::: Listed entries

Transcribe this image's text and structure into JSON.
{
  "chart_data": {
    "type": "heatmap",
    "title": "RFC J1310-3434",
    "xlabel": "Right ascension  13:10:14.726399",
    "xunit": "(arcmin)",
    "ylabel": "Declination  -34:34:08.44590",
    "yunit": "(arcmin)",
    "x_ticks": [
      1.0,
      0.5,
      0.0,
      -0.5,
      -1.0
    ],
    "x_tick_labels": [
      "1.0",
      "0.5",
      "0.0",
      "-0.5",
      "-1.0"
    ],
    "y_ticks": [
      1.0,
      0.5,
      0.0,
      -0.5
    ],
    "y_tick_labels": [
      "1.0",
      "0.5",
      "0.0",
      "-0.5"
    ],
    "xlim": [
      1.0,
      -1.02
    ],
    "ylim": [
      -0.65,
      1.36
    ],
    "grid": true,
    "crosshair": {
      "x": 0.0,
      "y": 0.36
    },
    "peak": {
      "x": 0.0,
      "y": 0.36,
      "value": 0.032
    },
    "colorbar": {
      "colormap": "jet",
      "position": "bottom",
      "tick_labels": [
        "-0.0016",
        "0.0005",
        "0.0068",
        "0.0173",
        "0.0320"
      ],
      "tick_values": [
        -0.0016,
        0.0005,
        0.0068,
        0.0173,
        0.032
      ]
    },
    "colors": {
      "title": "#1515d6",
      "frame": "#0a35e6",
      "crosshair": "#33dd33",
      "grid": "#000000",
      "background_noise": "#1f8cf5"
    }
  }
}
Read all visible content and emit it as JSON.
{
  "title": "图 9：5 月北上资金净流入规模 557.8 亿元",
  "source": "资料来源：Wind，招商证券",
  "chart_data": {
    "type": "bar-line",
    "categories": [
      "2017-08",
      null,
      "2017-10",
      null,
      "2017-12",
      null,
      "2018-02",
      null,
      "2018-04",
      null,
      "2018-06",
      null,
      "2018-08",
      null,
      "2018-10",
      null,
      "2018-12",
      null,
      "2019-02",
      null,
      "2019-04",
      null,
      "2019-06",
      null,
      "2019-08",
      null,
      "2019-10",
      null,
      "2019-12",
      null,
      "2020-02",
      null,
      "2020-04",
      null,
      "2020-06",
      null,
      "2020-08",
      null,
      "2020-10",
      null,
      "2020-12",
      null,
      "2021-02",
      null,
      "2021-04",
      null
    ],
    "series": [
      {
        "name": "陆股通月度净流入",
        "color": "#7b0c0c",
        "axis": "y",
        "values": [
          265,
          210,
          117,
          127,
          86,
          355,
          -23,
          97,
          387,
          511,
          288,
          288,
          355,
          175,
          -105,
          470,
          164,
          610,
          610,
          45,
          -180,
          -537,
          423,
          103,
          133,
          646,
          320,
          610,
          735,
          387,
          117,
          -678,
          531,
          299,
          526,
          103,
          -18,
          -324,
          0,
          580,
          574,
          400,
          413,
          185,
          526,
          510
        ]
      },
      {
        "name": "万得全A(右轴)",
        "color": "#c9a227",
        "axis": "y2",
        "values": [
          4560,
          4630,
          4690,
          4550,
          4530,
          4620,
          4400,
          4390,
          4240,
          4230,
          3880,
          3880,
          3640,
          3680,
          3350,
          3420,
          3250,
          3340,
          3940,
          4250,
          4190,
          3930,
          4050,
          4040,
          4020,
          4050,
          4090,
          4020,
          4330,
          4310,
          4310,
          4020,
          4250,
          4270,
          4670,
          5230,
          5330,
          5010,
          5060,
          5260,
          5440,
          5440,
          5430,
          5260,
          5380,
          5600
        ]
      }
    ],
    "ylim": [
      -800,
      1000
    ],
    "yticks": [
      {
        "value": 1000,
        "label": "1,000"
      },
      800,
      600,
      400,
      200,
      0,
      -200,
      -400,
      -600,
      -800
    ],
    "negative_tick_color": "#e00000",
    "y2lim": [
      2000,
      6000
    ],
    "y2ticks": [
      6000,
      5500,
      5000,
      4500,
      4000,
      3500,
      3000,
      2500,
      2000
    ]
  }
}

::::::

- _What is required_
Give all the records again. Match them exactly.

- _Answer below_
Transcribe this image's text and structure into JSON.
{
  "chart_data": {
    "type": "heatmap",
    "title": "RFC J1310-3434",
    "xlabel": "Right ascension  13:10:14.726399",
    "xunit": "(arcmin)",
    "ylabel": "Declination  -34:34:08.44590",
    "yunit": "(arcmin)",
    "x_ticks": [
      1.0,
      0.5,
      0.0,
      -0.5,
      -1.0
    ],
    "x_tick_labels": [
      "1.0",
      "0.5",
      "0.0",
      "-0.5",
      "-1.0"
    ],
    "y_ticks": [
      1.0,
      0.5,
      0.0,
      -0.5
    ],
    "y_tick_labels": [
      "1.0",
      "0.5",
      "0.0",
      "-0.5"
    ],
    "xlim": [
      1.0,
      -1.02
    ],
    "ylim": [
      -0.65,
      1.36
    ],
    "grid": true,
    "crosshair": {
      "x": 0.0,
      "y": 0.36
    },
    "peak": {
      "x": 0.0,
      "y": 0.36,
      "value": 0.032
    },
    "colorbar": {
      "colormap": "jet",
      "position": "bottom",
      "tick_labels": [
        "-0.0016",
        "0.0005",
        "0.0068",
        "0.0173",
        "0.0320"
      ],
      "tick_values": [
        -0.0016,
        0.0005,
        0.0068,
        0.0173,
        0.032
      ]
    },
    "colors": {
      "title": "#1515d6",
      "frame": "#0a35e6",
      "crosshair": "#33dd33",
      "grid": "#000000",
      "background_noise": "#1f8cf5"
    }
  }
}
Read all visible content and emit it as JSON.
{
  "title": "图 9：5 月北上资金净流入规模 557.8 亿元",
  "source": "资料来源：Wind，招商证券",
  "chart_data": {
    "type": "bar-line",
    "categories": [
      "2017-08",
      null,
      "2017-10",
      null,
      "2017-12",
      null,
      "2018-02",
      null,
      "2018-04",
      null,
      "2018-06",
      null,
      "2018-08",
      null,
      "2018-10",
      null,
      "2018-12",
      null,
      "2019-02",
      null,
      "2019-04",
      null,
      "2019-06",
      null,
      "2019-08",
      null,
      "2019-10",
      null,
      "2019-12",
      null,
      "2020-02",
      null,
      "2020-04",
      null,
      "2020-06",
      null,
      "2020-08",
      null,
      "2020-10",
      null,
      "2020-12",
      null,
      "2021-02",
      null,
      "2021-04",
      null
    ],
    "series": [
      {
        "name": "陆股通月度净流入",
        "color": "#7b0c0c",
        "axis": "y",
        "values": [
          265,
          210,
          117,
          127,
          86,
          355,
          -23,
          97,
          387,
          511,
          288,
          288,
          355,
          175,
          -105,
          470,
          164,
          610,
          610,
          45,
          -180,
          -537,
          423,
          103,
          133,
          646,
          320,
          610,
          735,
          387,
          117,
          -678,
          531,
          299,
          526,
          103,
          -18,
          -324,
          0,
          580,
          574,
          400,
          413,
          185,
          526,
          510
        ]
      },
      {
        "name": "万得全A(右轴)",
        "color": "#c9a227",
        "axis": "y2",
        "values": [
          4560,
          4630,
          4690,
          4550,
          4530,
          4620,
          4400,
          4390,
          4240,
          4230,
          3880,
          3880,
          3640,
          3680,
          3350,
          3420,
          3250,
          3340,
          3940,
          4250,
          4190,
          3930,
          4050,
          4040,
          4020,
          4050,
          4090,
          4020,
          4330,
          4310,
          4310,
          4020,
          4250,
          4270,
          4670,
          5230,
          5330,
          5010,
          5060,
          5260,
          5440,
          5440,
          5430,
          5260,
          5380,
          5600
        ]
      }
    ],
    "ylim": [
      -800,
      1000
    ],
    "yticks": [
      {
        "value": 1000,
        "label": "1,000"
      },
      800,
      600,
      400,
      200,
      0,
      -200,
      -400,
      -600,
      -800
    ],
    "negative_tick_color": "#e00000",
    "y2lim": [
      2000,
      6000
    ],
    "y2ticks": [
      6000,
      5500,
      5000,
      4500,
      4000,
      3500,
      3000,
      2500,
      2000
    ]
  }
}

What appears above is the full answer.